Collected data entries:
_ _ _ _ _ _ _

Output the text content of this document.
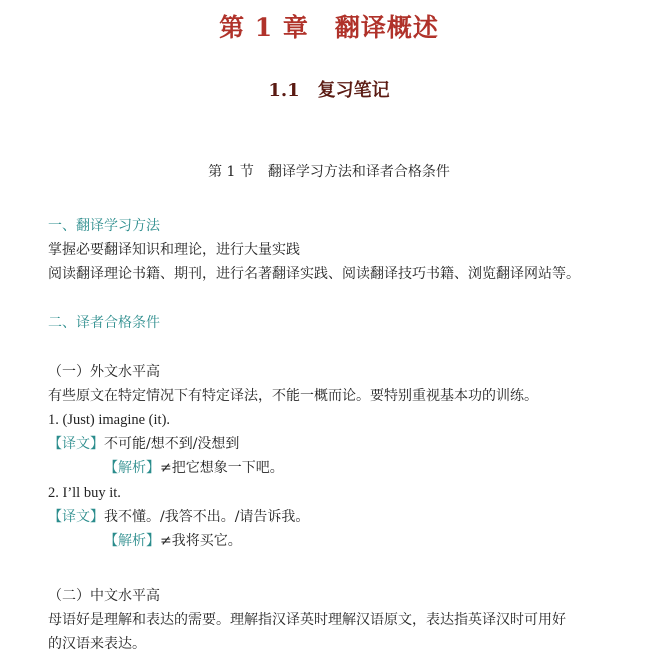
第 1 章　翻译概述
1.1　复习笔记
第 1 节　翻译学习方法和译者合格条件
一、翻译学习方法
掌握必要翻译知识和理论，进行大量实践
阅读翻译理论书籍、期刊，进行名著翻译实践、阅读翻译技巧书籍、浏览翻译网站等。
二、译者合格条件
（一）外文水平高
有些原文在特定情况下有特定译法，不能一概而论。要特别重视基本功的训练。
1. (Just) imagine (it).
【译文】不可能/想不到/没想到
【解析】≠把它想象一下吧。
2. I’ll buy it.
【译文】我不懂。/我答不出。/请告诉我。
【解析】≠我将买它。
（二）中文水平高
母语好是理解和表达的需要。理解指汉译英时理解汉语原文，表达指英译汉时可用好
的汉语来表达。
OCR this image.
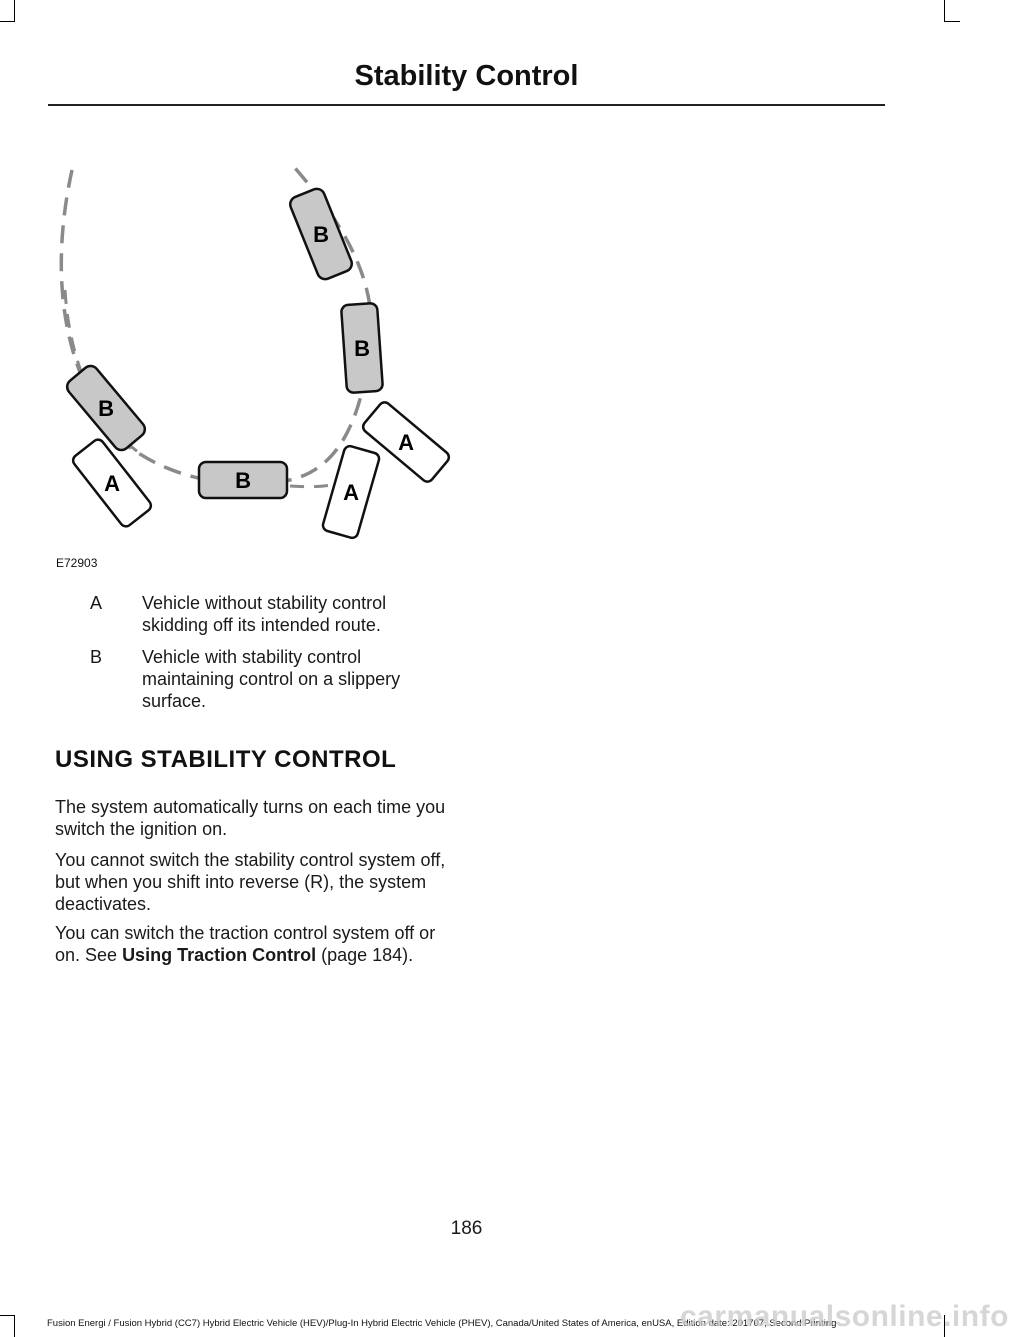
Stability Control
B
B
B
B
A	A
A
E72903
A	Vehicle without stability control skidding off its intended route.
B	Vehicle with stability control maintaining control on a slippery surface.
USING STABILITY CONTROL
The system automatically turns on each time you switch the ignition on.
You cannot switch the stability control system off, but when you shift into reverse (R), the system deactivates.
You can switch the traction control system off or on. See Using Traction Control (page 184).
186
Fusion Energi / Fusion Hybrid (CC7) Hybrid Electric Vehicle (HEV)/Plug-In Hybrid Electric Vehicle (PHEV), Canada/United States of America, enUSA, Edition date: 201707, Second Printing
carmanualsonline.info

_ _ _ _ _ _ _

### [WRITTEN PROBLEM]
Go through the listing above and report how many of its lines contain the word "switch", with only the number as output.

### [RESPONSE BELOW]
3